TASK DESCRIPTION:
The listing below should be copied in full, word for word.

Saved entries:
-- Start --
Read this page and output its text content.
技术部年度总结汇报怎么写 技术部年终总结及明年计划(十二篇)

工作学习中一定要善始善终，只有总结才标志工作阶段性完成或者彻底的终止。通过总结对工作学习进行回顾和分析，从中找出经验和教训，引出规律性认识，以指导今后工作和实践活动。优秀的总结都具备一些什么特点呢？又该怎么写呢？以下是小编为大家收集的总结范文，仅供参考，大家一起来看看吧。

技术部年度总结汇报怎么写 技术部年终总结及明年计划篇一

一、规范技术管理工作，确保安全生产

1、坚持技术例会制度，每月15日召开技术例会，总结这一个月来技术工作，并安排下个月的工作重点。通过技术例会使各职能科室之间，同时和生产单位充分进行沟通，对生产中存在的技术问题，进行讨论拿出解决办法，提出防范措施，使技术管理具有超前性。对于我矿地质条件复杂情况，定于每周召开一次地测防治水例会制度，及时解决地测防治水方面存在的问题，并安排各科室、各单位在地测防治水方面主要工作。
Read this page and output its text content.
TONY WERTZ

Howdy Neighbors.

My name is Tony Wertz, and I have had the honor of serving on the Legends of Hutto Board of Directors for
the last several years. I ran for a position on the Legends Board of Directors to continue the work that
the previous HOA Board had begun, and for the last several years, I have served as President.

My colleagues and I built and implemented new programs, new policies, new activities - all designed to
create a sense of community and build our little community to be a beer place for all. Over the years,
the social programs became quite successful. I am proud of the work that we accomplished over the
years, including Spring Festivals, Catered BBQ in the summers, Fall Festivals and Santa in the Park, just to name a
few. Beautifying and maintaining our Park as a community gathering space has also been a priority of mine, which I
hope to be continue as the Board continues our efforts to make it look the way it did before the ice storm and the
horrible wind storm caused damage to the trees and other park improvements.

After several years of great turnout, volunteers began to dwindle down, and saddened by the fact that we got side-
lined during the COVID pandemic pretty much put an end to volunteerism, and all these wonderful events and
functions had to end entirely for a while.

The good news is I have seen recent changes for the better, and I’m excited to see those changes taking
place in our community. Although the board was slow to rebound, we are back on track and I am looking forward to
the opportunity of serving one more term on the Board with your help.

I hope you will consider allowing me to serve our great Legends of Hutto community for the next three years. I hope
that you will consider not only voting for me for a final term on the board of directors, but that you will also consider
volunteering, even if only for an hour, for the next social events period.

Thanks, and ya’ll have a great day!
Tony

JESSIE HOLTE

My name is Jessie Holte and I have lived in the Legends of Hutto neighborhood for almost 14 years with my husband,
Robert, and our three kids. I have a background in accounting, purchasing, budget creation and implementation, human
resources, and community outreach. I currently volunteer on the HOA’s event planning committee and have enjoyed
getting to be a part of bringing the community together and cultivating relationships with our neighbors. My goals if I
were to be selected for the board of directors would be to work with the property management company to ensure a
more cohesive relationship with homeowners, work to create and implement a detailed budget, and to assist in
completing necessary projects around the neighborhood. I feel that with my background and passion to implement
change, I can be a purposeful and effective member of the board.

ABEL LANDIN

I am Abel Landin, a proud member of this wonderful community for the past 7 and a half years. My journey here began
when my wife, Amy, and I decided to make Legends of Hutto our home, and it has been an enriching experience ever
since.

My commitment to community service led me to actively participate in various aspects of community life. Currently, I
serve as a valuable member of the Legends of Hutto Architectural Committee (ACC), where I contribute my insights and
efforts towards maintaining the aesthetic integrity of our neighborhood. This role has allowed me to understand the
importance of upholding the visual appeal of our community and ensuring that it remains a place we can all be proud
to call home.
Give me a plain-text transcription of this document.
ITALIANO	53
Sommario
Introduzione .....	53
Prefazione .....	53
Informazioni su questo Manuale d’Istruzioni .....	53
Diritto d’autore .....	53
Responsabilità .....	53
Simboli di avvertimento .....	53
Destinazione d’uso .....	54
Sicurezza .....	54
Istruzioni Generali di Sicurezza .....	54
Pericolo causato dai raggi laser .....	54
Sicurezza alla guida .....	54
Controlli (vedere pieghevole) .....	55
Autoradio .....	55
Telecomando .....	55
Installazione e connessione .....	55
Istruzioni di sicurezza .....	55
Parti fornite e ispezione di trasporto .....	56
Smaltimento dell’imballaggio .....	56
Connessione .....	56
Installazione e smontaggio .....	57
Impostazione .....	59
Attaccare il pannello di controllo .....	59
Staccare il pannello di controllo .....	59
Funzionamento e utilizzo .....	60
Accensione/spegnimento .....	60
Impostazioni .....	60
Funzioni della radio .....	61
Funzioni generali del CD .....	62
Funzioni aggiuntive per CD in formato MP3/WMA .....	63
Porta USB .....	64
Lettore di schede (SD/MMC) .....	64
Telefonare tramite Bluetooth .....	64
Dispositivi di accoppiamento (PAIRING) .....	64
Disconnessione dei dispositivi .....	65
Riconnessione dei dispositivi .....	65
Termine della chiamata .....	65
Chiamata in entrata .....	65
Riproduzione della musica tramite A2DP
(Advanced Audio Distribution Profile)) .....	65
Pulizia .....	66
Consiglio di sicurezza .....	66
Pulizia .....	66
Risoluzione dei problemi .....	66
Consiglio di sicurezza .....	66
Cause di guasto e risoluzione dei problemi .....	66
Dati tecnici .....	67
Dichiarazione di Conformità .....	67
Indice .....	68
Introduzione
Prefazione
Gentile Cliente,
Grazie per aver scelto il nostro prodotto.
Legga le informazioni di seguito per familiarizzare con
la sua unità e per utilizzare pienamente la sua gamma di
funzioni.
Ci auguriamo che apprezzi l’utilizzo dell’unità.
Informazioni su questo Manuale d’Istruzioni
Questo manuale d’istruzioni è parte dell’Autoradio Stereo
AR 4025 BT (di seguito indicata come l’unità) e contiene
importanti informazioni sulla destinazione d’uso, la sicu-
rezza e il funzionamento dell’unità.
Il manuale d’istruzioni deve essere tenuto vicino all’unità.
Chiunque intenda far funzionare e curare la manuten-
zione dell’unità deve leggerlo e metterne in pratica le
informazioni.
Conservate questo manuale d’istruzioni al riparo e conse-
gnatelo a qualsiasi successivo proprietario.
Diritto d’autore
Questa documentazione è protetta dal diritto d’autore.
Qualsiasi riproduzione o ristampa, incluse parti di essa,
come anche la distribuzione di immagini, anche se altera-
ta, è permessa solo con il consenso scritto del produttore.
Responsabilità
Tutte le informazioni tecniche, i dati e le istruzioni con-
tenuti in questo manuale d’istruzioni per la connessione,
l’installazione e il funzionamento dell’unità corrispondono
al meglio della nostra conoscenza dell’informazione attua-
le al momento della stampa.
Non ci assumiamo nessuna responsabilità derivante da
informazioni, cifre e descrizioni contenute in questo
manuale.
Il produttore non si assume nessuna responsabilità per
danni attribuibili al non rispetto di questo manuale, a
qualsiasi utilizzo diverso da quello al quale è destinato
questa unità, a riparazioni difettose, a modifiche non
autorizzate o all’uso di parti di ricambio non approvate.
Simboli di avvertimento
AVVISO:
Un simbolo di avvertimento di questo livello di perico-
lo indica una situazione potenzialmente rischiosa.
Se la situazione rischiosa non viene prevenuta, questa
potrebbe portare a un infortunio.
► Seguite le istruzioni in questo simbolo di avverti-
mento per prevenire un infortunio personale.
-- End --
WRITTEN SOLUTION:
Read this page and output its text content.
技术部年度总结汇报怎么写 技术部年终总结及明年计划(十二篇)

工作学习中一定要善始善终，只有总结才标志工作阶段性完成或者彻底的终止。通过总结对工作学习进行回顾和分析，从中找出经验和教训，引出规律性认识，以指导今后工作和实践活动。优秀的总结都具备一些什么特点呢？又该怎么写呢？以下是小编为大家收集的总结范文，仅供参考，大家一起来看看吧。

技术部年度总结汇报怎么写 技术部年终总结及明年计划篇一

一、规范技术管理工作，确保安全生产

1、坚持技术例会制度，每月15日召开技术例会，总结这一个月来技术工作，并安排下个月的工作重点。通过技术例会使各职能科室之间，同时和生产单位充分进行沟通，对生产中存在的技术问题，进行讨论拿出解决办法，提出防范措施，使技术管理具有超前性。对于我矿地质条件复杂情况，定于每周召开一次地测防治水例会制度，及时解决地测防治水方面存在的问题，并安排各科室、各单位在地测防治水方面主要工作。
Read this page and output its text content.
TONY WERTZ

Howdy Neighbors.

My name is Tony Wertz, and I have had the honor of serving on the Legends of Hutto Board of Directors for
the last several years. I ran for a position on the Legends Board of Directors to continue the work that
the previous HOA Board had begun, and for the last several years, I have served as President.

My colleagues and I built and implemented new programs, new policies, new activities - all designed to
create a sense of community and build our little community to be a beer place for all. Over the years,
the social programs became quite successful. I am proud of the work that we accomplished over the
years, including Spring Festivals, Catered BBQ in the summers, Fall Festivals and Santa in the Park, just to name a
few. Beautifying and maintaining our Park as a community gathering space has also been a priority of mine, which I
hope to be continue as the Board continues our efforts to make it look the way it did before the ice storm and the
horrible wind storm caused damage to the trees and other park improvements.

After several years of great turnout, volunteers began to dwindle down, and saddened by the fact that we got side-
lined during the COVID pandemic pretty much put an end to volunteerism, and all these wonderful events and
functions had to end entirely for a while.

The good news is I have seen recent changes for the better, and I’m excited to see those changes taking
place in our community. Although the board was slow to rebound, we are back on track and I am looking forward to
the opportunity of serving one more term on the Board with your help.

I hope you will consider allowing me to serve our great Legends of Hutto community for the next three years. I hope
that you will consider not only voting for me for a final term on the board of directors, but that you will also consider
volunteering, even if only for an hour, for the next social events period.

Thanks, and ya’ll have a great day!
Tony

JESSIE HOLTE

My name is Jessie Holte and I have lived in the Legends of Hutto neighborhood for almost 14 years with my husband,
Robert, and our three kids. I have a background in accounting, purchasing, budget creation and implementation, human
resources, and community outreach. I currently volunteer on the HOA’s event planning committee and have enjoyed
getting to be a part of bringing the community together and cultivating relationships with our neighbors. My goals if I
were to be selected for the board of directors would be to work with the property management company to ensure a
more cohesive relationship with homeowners, work to create and implement a detailed budget, and to assist in
completing necessary projects around the neighborhood. I feel that with my background and passion to implement
change, I can be a purposeful and effective member of the board.

ABEL LANDIN

I am Abel Landin, a proud member of this wonderful community for the past 7 and a half years. My journey here began
when my wife, Amy, and I decided to make Legends of Hutto our home, and it has been an enriching experience ever
since.

My commitment to community service led me to actively participate in various aspects of community life. Currently, I
serve as a valuable member of the Legends of Hutto Architectural Committee (ACC), where I contribute my insights and
efforts towards maintaining the aesthetic integrity of our neighborhood. This role has allowed me to understand the
importance of upholding the visual appeal of our community and ensuring that it remains a place we can all be proud
to call home.
Give me a plain-text transcription of this document.
ITALIANO	53
Sommario
Introduzione .....	53
Prefazione .....	53
Informazioni su questo Manuale d’Istruzioni .....	53
Diritto d’autore .....	53
Responsabilità .....	53
Simboli di avvertimento .....	53
Destinazione d’uso .....	54
Sicurezza .....	54
Istruzioni Generali di Sicurezza .....	54
Pericolo causato dai raggi laser .....	54
Sicurezza alla guida .....	54
Controlli (vedere pieghevole) .....	55
Autoradio .....	55
Telecomando .....	55
Installazione e connessione .....	55
Istruzioni di sicurezza .....	55
Parti fornite e ispezione di trasporto .....	56
Smaltimento dell’imballaggio .....	56
Connessione .....	56
Installazione e smontaggio .....	57
Impostazione .....	59
Attaccare il pannello di controllo .....	59
Staccare il pannello di controllo .....	59
Funzionamento e utilizzo .....	60
Accensione/spegnimento .....	60
Impostazioni .....	60
Funzioni della radio .....	61
Funzioni generali del CD .....	62
Funzioni aggiuntive per CD in formato MP3/WMA .....	63
Porta USB .....	64
Lettore di schede (SD/MMC) .....	64
Telefonare tramite Bluetooth .....	64
Dispositivi di accoppiamento (PAIRING) .....	64
Disconnessione dei dispositivi .....	65
Riconnessione dei dispositivi .....	65
Termine della chiamata .....	65
Chiamata in entrata .....	65
Riproduzione della musica tramite A2DP
(Advanced Audio Distribution Profile)) .....	65
Pulizia .....	66
Consiglio di sicurezza .....	66
Pulizia .....	66
Risoluzione dei problemi .....	66
Consiglio di sicurezza .....	66
Cause di guasto e risoluzione dei problemi .....	66
Dati tecnici .....	67
Dichiarazione di Conformità .....	67
Indice .....	68
Introduzione
Prefazione
Gentile Cliente,
Grazie per aver scelto il nostro prodotto.
Legga le informazioni di seguito per familiarizzare con
la sua unità e per utilizzare pienamente la sua gamma di
funzioni.
Ci auguriamo che apprezzi l’utilizzo dell’unità.
Informazioni su questo Manuale d’Istruzioni
Questo manuale d’istruzioni è parte dell’Autoradio Stereo
AR 4025 BT (di seguito indicata come l’unità) e contiene
importanti informazioni sulla destinazione d’uso, la sicu-
rezza e il funzionamento dell’unità.
Il manuale d’istruzioni deve essere tenuto vicino all’unità.
Chiunque intenda far funzionare e curare la manuten-
zione dell’unità deve leggerlo e metterne in pratica le
informazioni.
Conservate questo manuale d’istruzioni al riparo e conse-
gnatelo a qualsiasi successivo proprietario.
Diritto d’autore
Questa documentazione è protetta dal diritto d’autore.
Qualsiasi riproduzione o ristampa, incluse parti di essa,
come anche la distribuzione di immagini, anche se altera-
ta, è permessa solo con il consenso scritto del produttore.
Responsabilità
Tutte le informazioni tecniche, i dati e le istruzioni con-
tenuti in questo manuale d’istruzioni per la connessione,
l’installazione e il funzionamento dell’unità corrispondono
al meglio della nostra conoscenza dell’informazione attua-
le al momento della stampa.
Non ci assumiamo nessuna responsabilità derivante da
informazioni, cifre e descrizioni contenute in questo
manuale.
Il produttore non si assume nessuna responsabilità per
danni attribuibili al non rispetto di questo manuale, a
qualsiasi utilizzo diverso da quello al quale è destinato
questa unità, a riparazioni difettose, a modifiche non
autorizzate o all’uso di parti di ricambio non approvate.
Simboli di avvertimento
AVVISO:
Un simbolo di avvertimento di questo livello di perico-
lo indica una situazione potenzialmente rischiosa.
Se la situazione rischiosa non viene prevenuta, questa
potrebbe portare a un infortunio.
► Seguite le istruzioni in questo simbolo di avverti-
mento per prevenire un infortunio personale.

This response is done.